Exercise prompt: Return the Daly City opinion piece word for word, from its first line to its last.

Document section:
Advertisement

Opinion: If you knew Daly City like I know Daly City...

Share

This article was originally on a blog post platform and may be missing photos, graphics or links. See About archive blog posts.

The Wall Street Journal‘s Brody Mullins, camera in hand, treks out to the badlands of San Mateo County to find the seemingly modest house of the Paw family, who in conjunction with their associate, New York-based wheeler-dealer Norman Hsu, have made generous contributions to the presidential campaign of Sen. Hillary Clinton (D-New York). The numbers:

Six members of the Paw family, each listing the house at 41 Shelbourne Ave. as their residence, have donated a combined $45,000 to the Democratic senator from New York since 2005, for her presidential campaign, her Senate re-election last year and her political action committee. In all, the six Paws have donated a total of $200,000 to Democratic candidates since 2005, election records show. That total ranks the house with residences in Greenwich, Conn., and Manhattan’s Upper East Side among the top addresses to donate to the Democratic presidential front-runner over the past two years, according to an analysis by The Wall Street Journal of donations listed with the Federal Election Commission.

Data:
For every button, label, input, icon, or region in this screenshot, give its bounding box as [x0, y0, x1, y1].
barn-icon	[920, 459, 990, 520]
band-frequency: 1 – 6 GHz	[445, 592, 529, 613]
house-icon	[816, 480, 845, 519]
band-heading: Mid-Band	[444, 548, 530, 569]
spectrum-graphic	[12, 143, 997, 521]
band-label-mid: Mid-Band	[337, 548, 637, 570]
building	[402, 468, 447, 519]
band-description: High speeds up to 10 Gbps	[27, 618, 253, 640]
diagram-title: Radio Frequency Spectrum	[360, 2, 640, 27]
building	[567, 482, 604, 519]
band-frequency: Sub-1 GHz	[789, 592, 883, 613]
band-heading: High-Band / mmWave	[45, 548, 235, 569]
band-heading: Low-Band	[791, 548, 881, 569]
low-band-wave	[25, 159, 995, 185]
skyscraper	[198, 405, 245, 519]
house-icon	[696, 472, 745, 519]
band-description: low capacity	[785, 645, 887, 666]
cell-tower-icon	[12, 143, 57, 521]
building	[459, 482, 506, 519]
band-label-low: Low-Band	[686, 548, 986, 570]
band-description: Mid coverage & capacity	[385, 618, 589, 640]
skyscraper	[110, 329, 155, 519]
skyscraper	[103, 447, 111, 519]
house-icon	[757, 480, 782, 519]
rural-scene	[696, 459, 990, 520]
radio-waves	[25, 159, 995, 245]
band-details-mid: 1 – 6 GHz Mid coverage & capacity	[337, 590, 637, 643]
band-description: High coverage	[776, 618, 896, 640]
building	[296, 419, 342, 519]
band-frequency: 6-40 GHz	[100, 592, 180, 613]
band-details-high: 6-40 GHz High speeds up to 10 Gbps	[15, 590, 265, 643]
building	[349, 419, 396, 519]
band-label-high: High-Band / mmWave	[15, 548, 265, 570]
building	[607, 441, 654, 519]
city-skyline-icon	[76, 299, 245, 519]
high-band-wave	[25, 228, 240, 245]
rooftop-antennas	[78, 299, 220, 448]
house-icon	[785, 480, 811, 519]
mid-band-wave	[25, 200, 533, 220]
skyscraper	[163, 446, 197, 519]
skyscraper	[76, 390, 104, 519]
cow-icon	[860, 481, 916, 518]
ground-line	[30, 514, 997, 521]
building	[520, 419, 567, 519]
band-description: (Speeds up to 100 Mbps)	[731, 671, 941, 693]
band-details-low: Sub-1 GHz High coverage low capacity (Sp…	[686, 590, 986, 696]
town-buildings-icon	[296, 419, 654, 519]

Exercise response:
Advertisement

Opinion: If you knew Daly City like I know Daly City...

Share

This article was originally on a blog post platform and may be missing photos, graphics or links. See About archive blog posts.

The Wall Street Journal‘s Brody Mullins, camera in hand, treks out to the badlands of San Mateo County to find the seemingly modest house of the Paw family, who in conjunction with their associate, New York-based wheeler-dealer Norman Hsu, have made generous contributions to the presidential campaign of Sen. Hillary Clinton (D-New York). The numbers:

Six members of the Paw family, each listing the house at 41 Shelbourne Ave. as their residence, have donated a combined $45,000 to the Democratic senator from New York since 2005, for her presidential campaign, her Senate re-election last year and her political action committee. In all, the six Paws have donated a total of $200,000 to Democratic candidates since 2005, election records show. That total ranks the house with residences in Greenwich, Conn., and Manhattan’s Upper East Side among the top addresses to donate to the Democratic presidential front-runner over the past two years, according to an analysis by The Wall Street Journal of donations listed with the Federal Election Commission.